*Brief:*
Filter these entries, keeping only lines that hold the word "COMO".
● ● ● ●
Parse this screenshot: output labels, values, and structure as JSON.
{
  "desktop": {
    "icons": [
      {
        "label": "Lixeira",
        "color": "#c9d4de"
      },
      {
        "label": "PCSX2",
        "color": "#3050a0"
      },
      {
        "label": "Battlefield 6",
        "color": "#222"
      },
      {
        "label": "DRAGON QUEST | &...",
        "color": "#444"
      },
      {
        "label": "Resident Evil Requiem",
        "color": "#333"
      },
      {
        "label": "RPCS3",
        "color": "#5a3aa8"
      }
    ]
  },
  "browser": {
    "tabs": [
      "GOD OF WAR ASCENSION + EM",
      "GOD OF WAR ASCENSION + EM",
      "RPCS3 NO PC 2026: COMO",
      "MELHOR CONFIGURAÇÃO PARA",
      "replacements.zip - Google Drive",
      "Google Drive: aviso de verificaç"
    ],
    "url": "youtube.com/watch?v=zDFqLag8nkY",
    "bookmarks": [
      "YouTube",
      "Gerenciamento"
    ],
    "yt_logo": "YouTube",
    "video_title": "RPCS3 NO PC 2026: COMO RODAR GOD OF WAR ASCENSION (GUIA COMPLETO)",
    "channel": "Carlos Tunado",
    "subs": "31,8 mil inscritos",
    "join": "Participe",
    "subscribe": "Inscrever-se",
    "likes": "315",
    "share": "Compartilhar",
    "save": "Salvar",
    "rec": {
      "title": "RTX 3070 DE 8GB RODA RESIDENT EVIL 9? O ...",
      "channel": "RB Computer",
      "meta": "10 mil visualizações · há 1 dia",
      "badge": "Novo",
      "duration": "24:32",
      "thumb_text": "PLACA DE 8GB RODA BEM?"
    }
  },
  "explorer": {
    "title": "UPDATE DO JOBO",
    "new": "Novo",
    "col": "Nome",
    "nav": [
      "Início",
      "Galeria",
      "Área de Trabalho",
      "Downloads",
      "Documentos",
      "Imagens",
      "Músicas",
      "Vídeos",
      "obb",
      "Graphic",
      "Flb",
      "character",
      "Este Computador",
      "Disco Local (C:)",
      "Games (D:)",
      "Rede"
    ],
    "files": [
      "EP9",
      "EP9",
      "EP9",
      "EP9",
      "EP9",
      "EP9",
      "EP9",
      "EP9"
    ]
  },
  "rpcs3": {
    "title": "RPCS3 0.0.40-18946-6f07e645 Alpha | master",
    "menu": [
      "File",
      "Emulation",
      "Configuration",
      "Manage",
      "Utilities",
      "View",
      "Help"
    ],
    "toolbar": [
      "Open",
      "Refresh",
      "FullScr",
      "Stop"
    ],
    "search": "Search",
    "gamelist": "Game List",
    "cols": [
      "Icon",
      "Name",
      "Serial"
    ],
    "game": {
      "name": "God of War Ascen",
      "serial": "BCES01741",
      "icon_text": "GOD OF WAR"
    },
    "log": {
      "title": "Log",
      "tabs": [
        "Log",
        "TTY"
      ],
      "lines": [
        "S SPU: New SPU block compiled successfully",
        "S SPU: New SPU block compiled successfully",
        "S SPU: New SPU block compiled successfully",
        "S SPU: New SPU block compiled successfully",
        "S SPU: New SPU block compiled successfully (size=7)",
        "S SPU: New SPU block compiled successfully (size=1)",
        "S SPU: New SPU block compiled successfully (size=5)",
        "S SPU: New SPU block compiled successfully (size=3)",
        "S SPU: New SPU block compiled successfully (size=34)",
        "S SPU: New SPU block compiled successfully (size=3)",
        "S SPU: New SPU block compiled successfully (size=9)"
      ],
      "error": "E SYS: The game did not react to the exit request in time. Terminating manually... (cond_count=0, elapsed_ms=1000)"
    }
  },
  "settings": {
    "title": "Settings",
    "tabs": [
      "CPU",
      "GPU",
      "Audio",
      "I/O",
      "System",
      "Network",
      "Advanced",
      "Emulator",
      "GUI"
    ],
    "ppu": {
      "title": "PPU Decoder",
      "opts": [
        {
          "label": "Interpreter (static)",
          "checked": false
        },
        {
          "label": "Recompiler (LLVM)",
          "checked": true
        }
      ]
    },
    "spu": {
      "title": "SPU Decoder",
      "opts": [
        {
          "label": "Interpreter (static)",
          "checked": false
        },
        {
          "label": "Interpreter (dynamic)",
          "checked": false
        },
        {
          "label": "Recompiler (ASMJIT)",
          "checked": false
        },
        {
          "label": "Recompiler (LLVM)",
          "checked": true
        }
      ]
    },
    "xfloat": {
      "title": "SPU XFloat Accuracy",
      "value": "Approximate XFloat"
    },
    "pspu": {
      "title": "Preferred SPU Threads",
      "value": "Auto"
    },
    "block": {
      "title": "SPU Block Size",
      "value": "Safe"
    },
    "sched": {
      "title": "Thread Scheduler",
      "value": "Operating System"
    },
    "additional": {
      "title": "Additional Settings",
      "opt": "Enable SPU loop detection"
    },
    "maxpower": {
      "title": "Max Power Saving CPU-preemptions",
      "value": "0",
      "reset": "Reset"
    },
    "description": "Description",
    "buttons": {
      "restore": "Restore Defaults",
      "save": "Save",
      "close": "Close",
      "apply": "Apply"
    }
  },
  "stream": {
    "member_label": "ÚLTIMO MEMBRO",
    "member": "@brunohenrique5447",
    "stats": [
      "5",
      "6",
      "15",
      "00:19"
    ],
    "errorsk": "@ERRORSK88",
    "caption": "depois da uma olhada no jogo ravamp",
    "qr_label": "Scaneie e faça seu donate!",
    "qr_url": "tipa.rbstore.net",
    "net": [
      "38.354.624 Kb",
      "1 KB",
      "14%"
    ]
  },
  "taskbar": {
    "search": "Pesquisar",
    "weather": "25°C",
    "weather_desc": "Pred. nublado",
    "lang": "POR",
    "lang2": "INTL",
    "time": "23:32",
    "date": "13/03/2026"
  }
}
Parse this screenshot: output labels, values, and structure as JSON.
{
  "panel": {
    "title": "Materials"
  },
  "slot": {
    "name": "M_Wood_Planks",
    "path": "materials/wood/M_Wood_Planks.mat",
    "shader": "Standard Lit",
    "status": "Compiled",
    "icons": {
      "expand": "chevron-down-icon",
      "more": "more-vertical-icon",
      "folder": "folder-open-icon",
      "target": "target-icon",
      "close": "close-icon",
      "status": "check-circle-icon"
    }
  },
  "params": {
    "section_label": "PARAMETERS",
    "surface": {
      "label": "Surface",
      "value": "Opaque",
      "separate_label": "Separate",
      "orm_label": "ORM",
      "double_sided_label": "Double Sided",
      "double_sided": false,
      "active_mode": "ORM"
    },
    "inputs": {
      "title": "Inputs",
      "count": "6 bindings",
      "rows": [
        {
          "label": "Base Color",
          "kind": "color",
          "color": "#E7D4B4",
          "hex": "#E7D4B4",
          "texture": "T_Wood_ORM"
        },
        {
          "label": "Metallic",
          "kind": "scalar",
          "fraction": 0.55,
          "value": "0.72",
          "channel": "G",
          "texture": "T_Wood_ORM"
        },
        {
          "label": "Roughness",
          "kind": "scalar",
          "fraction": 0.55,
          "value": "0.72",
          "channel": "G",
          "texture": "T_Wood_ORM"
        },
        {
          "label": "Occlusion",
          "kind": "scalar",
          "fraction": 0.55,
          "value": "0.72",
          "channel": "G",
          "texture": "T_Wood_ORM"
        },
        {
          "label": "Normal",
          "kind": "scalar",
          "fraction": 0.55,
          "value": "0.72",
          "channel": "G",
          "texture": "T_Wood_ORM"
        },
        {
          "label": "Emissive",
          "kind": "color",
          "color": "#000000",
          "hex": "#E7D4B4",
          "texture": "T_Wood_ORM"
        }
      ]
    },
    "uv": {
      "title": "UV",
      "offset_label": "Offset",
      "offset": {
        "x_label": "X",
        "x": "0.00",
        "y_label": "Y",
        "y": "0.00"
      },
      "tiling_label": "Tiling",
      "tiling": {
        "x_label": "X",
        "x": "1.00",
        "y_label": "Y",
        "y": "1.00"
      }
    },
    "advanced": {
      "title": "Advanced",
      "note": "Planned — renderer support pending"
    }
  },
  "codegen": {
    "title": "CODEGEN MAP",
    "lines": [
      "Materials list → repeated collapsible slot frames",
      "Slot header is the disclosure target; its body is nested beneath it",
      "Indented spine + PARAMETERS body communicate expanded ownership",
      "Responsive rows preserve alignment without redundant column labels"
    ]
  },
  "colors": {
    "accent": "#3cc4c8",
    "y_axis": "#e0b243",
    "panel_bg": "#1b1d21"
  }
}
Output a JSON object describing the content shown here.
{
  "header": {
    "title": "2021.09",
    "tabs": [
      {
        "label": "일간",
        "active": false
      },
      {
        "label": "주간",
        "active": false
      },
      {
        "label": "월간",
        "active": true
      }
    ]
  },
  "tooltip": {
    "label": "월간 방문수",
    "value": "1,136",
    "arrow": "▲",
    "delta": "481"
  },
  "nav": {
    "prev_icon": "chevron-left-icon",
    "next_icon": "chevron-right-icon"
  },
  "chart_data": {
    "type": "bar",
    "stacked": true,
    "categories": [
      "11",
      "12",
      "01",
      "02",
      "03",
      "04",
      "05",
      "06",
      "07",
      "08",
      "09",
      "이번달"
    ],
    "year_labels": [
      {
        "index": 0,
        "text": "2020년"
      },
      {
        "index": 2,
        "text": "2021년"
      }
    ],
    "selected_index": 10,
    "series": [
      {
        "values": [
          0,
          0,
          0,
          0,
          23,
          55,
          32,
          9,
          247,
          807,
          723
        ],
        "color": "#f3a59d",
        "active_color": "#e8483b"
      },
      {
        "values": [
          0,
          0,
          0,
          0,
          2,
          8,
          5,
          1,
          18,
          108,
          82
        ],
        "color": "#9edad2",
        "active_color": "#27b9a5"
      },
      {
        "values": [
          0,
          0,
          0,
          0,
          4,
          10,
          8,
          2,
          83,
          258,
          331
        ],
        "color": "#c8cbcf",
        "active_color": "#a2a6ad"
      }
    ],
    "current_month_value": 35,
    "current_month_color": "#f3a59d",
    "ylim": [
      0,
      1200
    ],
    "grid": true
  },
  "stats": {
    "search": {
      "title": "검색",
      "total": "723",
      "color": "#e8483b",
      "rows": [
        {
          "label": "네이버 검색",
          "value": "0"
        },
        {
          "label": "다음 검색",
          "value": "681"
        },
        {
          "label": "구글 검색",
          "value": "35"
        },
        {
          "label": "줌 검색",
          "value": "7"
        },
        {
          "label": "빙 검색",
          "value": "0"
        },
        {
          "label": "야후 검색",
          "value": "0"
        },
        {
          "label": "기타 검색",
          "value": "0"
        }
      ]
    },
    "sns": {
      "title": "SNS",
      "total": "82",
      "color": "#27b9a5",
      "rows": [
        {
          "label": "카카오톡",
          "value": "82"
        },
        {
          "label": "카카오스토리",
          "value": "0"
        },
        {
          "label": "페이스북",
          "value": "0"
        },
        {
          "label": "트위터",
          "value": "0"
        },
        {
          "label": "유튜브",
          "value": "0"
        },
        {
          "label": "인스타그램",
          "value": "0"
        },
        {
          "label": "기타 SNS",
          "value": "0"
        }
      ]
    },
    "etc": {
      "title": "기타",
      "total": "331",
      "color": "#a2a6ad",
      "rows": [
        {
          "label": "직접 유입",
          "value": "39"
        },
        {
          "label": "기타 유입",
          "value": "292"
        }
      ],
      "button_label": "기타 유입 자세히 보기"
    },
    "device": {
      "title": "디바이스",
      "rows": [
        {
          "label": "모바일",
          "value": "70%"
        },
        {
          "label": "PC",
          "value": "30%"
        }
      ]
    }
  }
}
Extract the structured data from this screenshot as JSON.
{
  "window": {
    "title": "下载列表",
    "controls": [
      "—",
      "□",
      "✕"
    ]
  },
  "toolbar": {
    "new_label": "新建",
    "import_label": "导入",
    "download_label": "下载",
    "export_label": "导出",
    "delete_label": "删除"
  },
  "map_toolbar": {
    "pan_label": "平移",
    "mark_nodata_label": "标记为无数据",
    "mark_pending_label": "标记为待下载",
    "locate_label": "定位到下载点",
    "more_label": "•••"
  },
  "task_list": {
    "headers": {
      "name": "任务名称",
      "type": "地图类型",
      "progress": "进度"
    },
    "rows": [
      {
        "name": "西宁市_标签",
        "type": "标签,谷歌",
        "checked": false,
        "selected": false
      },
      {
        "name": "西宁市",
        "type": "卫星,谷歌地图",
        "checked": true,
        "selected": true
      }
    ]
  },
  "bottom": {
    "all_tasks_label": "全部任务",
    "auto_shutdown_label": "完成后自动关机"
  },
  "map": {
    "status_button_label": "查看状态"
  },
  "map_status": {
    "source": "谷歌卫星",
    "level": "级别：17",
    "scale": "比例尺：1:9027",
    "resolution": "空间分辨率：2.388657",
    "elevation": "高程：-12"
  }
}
● ● ● ●
*Result for this exercise:*
      "RPCS3 NO PC 2026: COMO",
    "video_title": "RPCS3 NO PC 2026: COMO RODAR GOD OF WAR ASCENSION (GUIA COMPLETO)",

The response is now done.